_WORK TO DO_: Where does the string "component" appear in the records? Copy every line that contains it.

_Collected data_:
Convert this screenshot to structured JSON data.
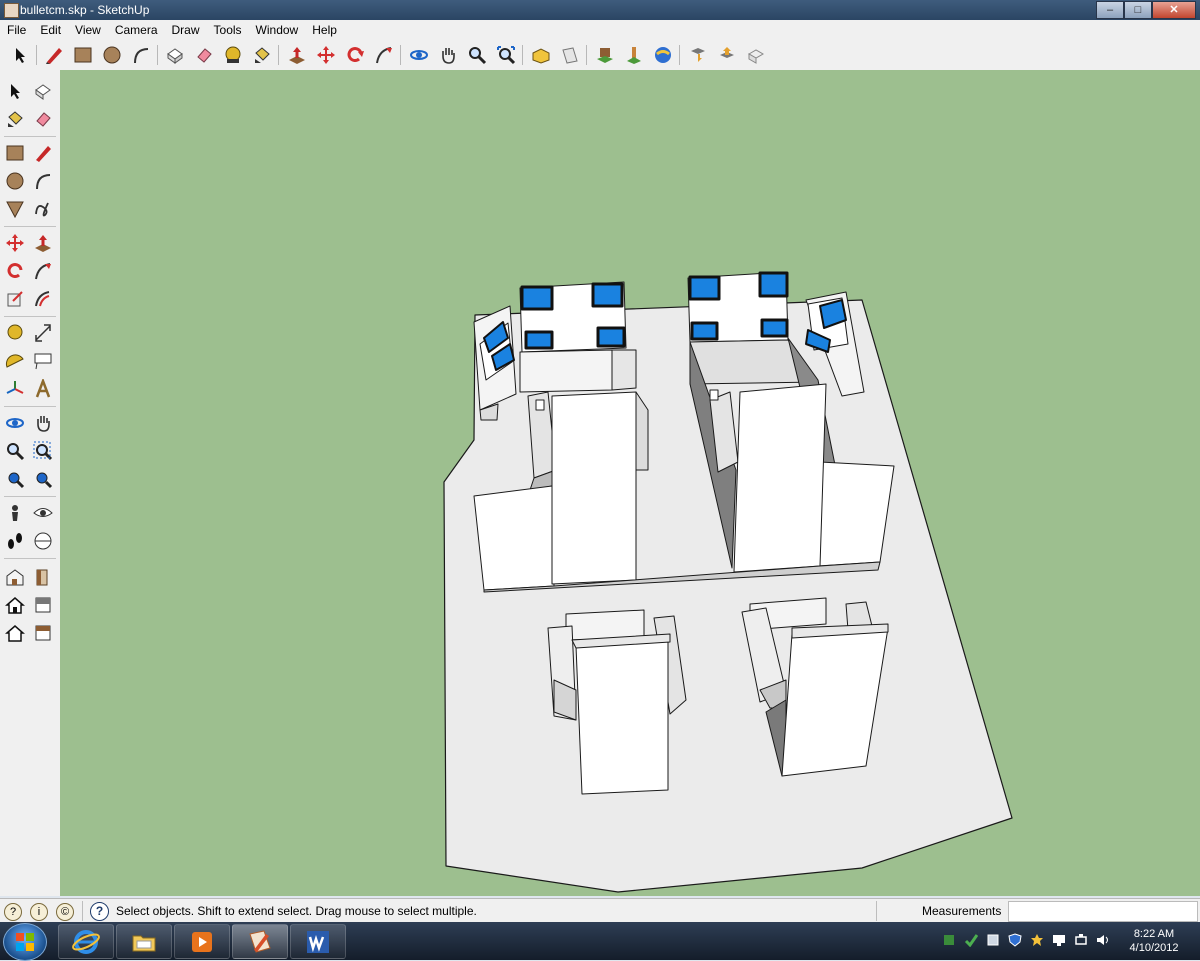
{
  "window": {
    "title": "bulletcm.skp - SketchUp"
  },
  "window_controls": {
    "minimize": "–",
    "maximize": "□",
    "close": "✕"
  },
  "menu": [
    "File",
    "Edit",
    "View",
    "Camera",
    "Draw",
    "Tools",
    "Window",
    "Help"
  ],
  "main_toolbar": [
    "select-icon",
    "pencil-icon",
    "rectangle-icon",
    "circle-icon",
    "arc-icon",
    "make-component-icon",
    "eraser-icon",
    "tape-measure-icon",
    "paint-bucket-icon",
    "push-pull-icon",
    "move-icon",
    "rotate-icon",
    "follow-me-icon",
    "orbit-icon",
    "pan-icon",
    "zoom-icon",
    "zoom-extents-icon",
    "3d-warehouse-icon",
    "share-model-icon",
    "place-model-icon",
    "preview-in-earth-icon",
    "get-current-view-icon",
    "get-models-icon",
    "share-component-icon",
    "toggle-terrain-icon"
  ],
  "left_toolbar": [
    "select-icon",
    "make-component-icon",
    "paint-bucket-icon",
    "eraser-icon",
    "rectangle-icon",
    "pencil-icon",
    "circle-icon",
    "arc-icon",
    "polygon-icon",
    "freehand-icon",
    "move-icon",
    "push-pull-icon",
    "rotate-icon",
    "follow-me-icon",
    "scale-icon",
    "offset-icon",
    "tape-measure-icon",
    "dimension-icon",
    "protractor-icon",
    "text-icon",
    "axes-icon",
    "3d-text-icon",
    "orbit-icon",
    "pan-icon",
    "zoom-icon",
    "zoom-window-icon",
    "previous-view-icon",
    "zoom-extents-icon",
    "position-camera-icon",
    "look-around-icon",
    "walk-icon",
    "section-plane-icon",
    "3d-warehouse-icon",
    "get-models-icon",
    "house-icon",
    "share-model-icon",
    "house-outline-icon",
    "component-icon"
  ],
  "colors": {
    "viewport": "#9dbf8f",
    "screen_blue": "#1a82e0",
    "titlebar": "#2b4563"
  },
  "status": {
    "message": "Select objects. Shift to extend select. Drag mouse to select multiple.",
    "measurements_label": "Measurements",
    "measurements_value": ""
  },
  "taskbar": {
    "apps": [
      "internet-explorer-icon",
      "windows-explorer-icon",
      "media-player-icon",
      "sketchup-icon",
      "word-icon"
    ],
    "tray": [
      "network-icon",
      "update-icon",
      "security-icon",
      "shield-icon",
      "star-icon",
      "display-icon",
      "power-icon",
      "volume-icon"
    ],
    "time": "8:22 AM",
    "date": "4/10/2012"
  }
}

_TASK OUTPUT_:
    "make-component-icon",
    "share-component-icon",
    "make-component-icon",
    "component-icon"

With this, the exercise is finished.